**WHAT NEEDS TO BE DONE:**
State the number of lines that contain the word "type", and add nothing else.

- - - - -

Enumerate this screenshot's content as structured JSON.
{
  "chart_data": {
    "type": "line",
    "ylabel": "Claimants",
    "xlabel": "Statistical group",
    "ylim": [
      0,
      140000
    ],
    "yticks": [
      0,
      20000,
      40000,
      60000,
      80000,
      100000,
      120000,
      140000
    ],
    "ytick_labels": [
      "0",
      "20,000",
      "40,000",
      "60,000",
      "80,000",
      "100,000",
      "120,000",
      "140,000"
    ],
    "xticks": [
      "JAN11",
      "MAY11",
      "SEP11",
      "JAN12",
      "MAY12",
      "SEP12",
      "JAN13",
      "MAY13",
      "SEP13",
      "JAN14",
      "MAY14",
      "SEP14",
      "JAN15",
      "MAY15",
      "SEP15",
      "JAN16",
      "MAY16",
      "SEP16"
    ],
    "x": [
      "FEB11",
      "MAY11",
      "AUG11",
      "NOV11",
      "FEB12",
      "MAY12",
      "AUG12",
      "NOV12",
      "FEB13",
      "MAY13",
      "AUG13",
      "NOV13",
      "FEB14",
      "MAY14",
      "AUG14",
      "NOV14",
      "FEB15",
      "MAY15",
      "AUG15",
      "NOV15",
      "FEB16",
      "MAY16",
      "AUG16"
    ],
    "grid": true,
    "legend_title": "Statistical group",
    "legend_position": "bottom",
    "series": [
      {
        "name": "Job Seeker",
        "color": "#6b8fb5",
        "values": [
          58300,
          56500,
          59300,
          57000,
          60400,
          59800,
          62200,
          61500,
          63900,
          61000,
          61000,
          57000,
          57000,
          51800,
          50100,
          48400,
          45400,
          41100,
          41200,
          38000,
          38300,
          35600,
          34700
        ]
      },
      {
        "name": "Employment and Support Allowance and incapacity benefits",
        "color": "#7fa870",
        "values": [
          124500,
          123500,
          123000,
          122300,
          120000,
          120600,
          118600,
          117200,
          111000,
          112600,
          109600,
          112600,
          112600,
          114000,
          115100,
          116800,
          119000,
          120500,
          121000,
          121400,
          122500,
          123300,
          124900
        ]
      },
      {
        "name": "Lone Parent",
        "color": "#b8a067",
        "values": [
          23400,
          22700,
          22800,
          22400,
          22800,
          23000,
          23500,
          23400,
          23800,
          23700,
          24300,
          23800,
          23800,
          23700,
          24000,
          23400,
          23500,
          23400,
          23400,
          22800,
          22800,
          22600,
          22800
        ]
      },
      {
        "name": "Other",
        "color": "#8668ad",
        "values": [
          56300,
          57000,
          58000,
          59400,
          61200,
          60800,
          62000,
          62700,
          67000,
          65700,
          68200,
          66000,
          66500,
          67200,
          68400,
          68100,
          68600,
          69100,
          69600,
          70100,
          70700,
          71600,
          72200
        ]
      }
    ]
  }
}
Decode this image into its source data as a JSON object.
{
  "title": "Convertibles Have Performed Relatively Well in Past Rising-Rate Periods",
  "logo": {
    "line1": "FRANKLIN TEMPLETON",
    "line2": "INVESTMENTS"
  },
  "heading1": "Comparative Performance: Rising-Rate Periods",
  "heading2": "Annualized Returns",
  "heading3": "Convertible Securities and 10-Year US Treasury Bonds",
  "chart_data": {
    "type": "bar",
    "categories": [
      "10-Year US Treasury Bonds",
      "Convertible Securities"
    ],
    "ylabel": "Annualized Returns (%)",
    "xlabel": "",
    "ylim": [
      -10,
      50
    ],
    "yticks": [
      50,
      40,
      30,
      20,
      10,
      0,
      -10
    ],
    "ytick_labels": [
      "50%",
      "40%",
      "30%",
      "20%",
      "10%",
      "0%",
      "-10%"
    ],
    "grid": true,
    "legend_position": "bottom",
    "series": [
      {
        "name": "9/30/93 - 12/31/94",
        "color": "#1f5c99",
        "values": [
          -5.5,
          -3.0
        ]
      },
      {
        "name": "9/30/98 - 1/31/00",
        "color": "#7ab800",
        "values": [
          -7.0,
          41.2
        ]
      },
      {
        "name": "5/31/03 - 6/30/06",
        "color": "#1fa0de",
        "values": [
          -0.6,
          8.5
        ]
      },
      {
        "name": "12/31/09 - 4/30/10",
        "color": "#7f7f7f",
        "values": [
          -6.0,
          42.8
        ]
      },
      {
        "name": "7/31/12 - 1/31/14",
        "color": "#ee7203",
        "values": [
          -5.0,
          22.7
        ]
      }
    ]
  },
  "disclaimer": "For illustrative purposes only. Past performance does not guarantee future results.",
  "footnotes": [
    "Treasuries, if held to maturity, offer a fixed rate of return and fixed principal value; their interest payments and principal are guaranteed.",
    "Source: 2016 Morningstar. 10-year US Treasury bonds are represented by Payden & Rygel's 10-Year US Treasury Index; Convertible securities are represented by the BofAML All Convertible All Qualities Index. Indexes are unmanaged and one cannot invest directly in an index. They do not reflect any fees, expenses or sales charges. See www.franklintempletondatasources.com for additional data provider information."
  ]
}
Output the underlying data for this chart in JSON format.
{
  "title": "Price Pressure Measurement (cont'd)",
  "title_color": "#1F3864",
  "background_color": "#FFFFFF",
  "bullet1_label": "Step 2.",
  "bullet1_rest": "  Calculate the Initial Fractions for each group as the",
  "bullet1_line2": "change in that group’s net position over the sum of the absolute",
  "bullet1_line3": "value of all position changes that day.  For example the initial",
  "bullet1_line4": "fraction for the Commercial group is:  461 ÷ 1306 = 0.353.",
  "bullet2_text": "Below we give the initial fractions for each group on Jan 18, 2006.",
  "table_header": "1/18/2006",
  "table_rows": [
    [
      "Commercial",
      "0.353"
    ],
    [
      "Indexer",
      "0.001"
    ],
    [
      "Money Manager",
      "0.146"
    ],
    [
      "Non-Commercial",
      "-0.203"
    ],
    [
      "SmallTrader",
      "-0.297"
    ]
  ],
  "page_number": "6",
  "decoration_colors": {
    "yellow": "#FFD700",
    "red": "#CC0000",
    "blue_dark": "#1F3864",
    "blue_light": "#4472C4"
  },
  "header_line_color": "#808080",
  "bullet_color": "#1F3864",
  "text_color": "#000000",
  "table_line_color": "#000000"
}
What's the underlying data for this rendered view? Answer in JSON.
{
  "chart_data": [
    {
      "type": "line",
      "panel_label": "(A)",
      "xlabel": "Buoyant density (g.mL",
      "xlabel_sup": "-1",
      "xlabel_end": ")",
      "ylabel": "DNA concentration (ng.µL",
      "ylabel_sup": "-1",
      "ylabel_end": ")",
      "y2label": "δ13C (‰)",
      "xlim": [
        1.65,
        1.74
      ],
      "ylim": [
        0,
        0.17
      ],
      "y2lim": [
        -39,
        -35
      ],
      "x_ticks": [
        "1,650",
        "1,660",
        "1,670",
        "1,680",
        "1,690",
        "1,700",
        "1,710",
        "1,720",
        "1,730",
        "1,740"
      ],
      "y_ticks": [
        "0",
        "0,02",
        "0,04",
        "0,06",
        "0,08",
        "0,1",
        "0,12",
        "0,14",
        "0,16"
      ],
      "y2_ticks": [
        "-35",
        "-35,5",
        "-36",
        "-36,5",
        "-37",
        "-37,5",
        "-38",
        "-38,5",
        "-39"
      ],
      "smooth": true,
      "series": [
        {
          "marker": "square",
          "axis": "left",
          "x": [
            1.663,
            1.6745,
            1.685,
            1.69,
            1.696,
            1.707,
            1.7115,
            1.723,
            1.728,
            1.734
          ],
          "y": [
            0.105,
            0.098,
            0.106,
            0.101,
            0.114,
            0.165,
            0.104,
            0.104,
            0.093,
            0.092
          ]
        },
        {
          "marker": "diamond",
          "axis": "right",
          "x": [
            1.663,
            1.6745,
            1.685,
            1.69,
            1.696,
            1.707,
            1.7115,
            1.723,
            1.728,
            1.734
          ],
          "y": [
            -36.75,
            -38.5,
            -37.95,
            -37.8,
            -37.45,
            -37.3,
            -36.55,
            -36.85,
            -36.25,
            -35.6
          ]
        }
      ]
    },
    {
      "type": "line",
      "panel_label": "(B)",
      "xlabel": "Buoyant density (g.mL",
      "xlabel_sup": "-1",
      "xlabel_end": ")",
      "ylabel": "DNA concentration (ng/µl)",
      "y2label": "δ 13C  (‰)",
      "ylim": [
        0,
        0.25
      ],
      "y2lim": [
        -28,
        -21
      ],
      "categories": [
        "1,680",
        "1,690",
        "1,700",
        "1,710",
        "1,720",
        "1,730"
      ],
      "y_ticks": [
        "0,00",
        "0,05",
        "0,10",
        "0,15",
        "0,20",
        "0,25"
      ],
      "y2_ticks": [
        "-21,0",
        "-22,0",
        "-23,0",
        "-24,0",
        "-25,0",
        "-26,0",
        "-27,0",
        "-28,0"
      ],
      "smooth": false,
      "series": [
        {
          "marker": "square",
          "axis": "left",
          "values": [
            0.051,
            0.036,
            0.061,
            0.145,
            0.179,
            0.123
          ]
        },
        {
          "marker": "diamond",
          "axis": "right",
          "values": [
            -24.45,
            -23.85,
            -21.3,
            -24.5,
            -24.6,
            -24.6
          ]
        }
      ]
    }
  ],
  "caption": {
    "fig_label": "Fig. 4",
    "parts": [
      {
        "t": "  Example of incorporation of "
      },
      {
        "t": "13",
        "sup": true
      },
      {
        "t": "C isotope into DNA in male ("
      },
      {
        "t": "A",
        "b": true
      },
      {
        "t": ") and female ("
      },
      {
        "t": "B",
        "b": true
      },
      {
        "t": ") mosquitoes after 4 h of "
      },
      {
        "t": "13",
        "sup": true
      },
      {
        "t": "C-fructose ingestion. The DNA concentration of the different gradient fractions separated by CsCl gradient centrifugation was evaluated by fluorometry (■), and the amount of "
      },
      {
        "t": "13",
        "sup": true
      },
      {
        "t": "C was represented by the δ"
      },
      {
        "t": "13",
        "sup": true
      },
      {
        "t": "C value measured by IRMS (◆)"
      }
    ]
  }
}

- - - - -

**RESPONSE:**
4